## PROBLEM
Copy out every line exactly as given.
-- start LISTING --
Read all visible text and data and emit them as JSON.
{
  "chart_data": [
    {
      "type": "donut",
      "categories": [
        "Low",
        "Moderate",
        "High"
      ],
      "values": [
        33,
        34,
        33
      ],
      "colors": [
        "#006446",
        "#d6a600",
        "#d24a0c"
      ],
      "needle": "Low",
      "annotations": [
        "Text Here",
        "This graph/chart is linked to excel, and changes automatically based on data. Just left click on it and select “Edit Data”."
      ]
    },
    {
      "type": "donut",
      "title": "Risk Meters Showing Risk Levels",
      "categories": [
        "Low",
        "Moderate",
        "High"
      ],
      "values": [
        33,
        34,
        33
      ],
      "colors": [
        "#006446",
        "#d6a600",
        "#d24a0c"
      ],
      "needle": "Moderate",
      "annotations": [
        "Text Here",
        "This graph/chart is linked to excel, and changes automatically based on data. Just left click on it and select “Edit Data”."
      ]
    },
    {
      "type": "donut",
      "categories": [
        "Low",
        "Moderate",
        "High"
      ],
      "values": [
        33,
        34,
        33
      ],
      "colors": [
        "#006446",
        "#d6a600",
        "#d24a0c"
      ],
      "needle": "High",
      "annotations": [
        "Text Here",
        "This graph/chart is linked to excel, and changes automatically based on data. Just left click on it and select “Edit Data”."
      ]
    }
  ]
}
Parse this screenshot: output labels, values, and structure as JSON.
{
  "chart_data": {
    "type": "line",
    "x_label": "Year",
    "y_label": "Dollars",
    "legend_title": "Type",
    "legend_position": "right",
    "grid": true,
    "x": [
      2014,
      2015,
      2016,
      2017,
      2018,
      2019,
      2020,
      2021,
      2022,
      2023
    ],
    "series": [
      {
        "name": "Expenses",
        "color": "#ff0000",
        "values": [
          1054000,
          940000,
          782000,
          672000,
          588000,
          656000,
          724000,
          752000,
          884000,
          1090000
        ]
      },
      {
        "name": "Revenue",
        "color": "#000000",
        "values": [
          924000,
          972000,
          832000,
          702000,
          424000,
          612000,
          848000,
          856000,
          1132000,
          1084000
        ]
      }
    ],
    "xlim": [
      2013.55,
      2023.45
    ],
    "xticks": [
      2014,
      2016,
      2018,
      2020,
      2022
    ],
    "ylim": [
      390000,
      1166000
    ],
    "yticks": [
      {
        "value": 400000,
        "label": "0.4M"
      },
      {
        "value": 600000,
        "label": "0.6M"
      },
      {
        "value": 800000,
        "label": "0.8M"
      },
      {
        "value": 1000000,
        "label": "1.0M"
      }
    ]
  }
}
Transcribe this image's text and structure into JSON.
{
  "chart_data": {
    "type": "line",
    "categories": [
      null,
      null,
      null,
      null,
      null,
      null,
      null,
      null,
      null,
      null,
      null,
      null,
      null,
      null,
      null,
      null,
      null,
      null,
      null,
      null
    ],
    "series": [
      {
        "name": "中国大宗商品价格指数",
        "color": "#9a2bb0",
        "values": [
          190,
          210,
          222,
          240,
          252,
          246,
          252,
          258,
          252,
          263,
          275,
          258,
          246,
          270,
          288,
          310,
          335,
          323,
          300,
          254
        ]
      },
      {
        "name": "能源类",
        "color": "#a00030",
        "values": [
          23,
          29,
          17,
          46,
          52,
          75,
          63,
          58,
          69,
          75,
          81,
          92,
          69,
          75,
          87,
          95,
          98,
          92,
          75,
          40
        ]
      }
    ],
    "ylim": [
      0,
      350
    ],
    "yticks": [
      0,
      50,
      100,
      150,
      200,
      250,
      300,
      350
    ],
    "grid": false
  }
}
-- end LISTING --
## FINAL RESULT
Read all visible text and data and emit them as JSON.
{
  "chart_data": [
    {
      "type": "donut",
      "categories": [
        "Low",
        "Moderate",
        "High"
      ],
      "values": [
        33,
        34,
        33
      ],
      "colors": [
        "#006446",
        "#d6a600",
        "#d24a0c"
      ],
      "needle": "Low",
      "annotations": [
        "Text Here",
        "This graph/chart is linked to excel, and changes automatically based on data. Just left click on it and select “Edit Data”."
      ]
    },
    {
      "type": "donut",
      "title": "Risk Meters Showing Risk Levels",
      "categories": [
        "Low",
        "Moderate",
        "High"
      ],
      "values": [
        33,
        34,
        33
      ],
      "colors": [
        "#006446",
        "#d6a600",
        "#d24a0c"
      ],
      "needle": "Moderate",
      "annotations": [
        "Text Here",
        "This graph/chart is linked to excel, and changes automatically based on data. Just left click on it and select “Edit Data”."
      ]
    },
    {
      "type": "donut",
      "categories": [
        "Low",
        "Moderate",
        "High"
      ],
      "values": [
        33,
        34,
        33
      ],
      "colors": [
        "#006446",
        "#d6a600",
        "#d24a0c"
      ],
      "needle": "High",
      "annotations": [
        "Text Here",
        "This graph/chart is linked to excel, and changes automatically based on data. Just left click on it and select “Edit Data”."
      ]
    }
  ]
}
Parse this screenshot: output labels, values, and structure as JSON.
{
  "chart_data": {
    "type": "line",
    "x_label": "Year",
    "y_label": "Dollars",
    "legend_title": "Type",
    "legend_position": "right",
    "grid": true,
    "x": [
      2014,
      2015,
      2016,
      2017,
      2018,
      2019,
      2020,
      2021,
      2022,
      2023
    ],
    "series": [
      {
        "name": "Expenses",
        "color": "#ff0000",
        "values": [
          1054000,
          940000,
          782000,
          672000,
          588000,
          656000,
          724000,
          752000,
          884000,
          1090000
        ]
      },
      {
        "name": "Revenue",
        "color": "#000000",
        "values": [
          924000,
          972000,
          832000,
          702000,
          424000,
          612000,
          848000,
          856000,
          1132000,
          1084000
        ]
      }
    ],
    "xlim": [
      2013.55,
      2023.45
    ],
    "xticks": [
      2014,
      2016,
      2018,
      2020,
      2022
    ],
    "ylim": [
      390000,
      1166000
    ],
    "yticks": [
      {
        "value": 400000,
        "label": "0.4M"
      },
      {
        "value": 600000,
        "label": "0.6M"
      },
      {
        "value": 800000,
        "label": "0.8M"
      },
      {
        "value": 1000000,
        "label": "1.0M"
      }
    ]
  }
}
Transcribe this image's text and structure into JSON.
{
  "chart_data": {
    "type": "line",
    "categories": [
      null,
      null,
      null,
      null,
      null,
      null,
      null,
      null,
      null,
      null,
      null,
      null,
      null,
      null,
      null,
      null,
      null,
      null,
      null,
      null
    ],
    "series": [
      {
        "name": "中国大宗商品价格指数",
        "color": "#9a2bb0",
        "values": [
          190,
          210,
          222,
          240,
          252,
          246,
          252,
          258,
          252,
          263,
          275,
          258,
          246,
          270,
          288,
          310,
          335,
          323,
          300,
          254
        ]
      },
      {
        "name": "能源类",
        "color": "#a00030",
        "values": [
          23,
          29,
          17,
          46,
          52,
          75,
          63,
          58,
          69,
          75,
          81,
          92,
          69,
          75,
          87,
          95,
          98,
          92,
          75,
          40
        ]
      }
    ],
    "ylim": [
      0,
      350
    ],
    "yticks": [
      0,
      50,
      100,
      150,
      200,
      250,
      300,
      350
    ],
    "grid": false
  }
}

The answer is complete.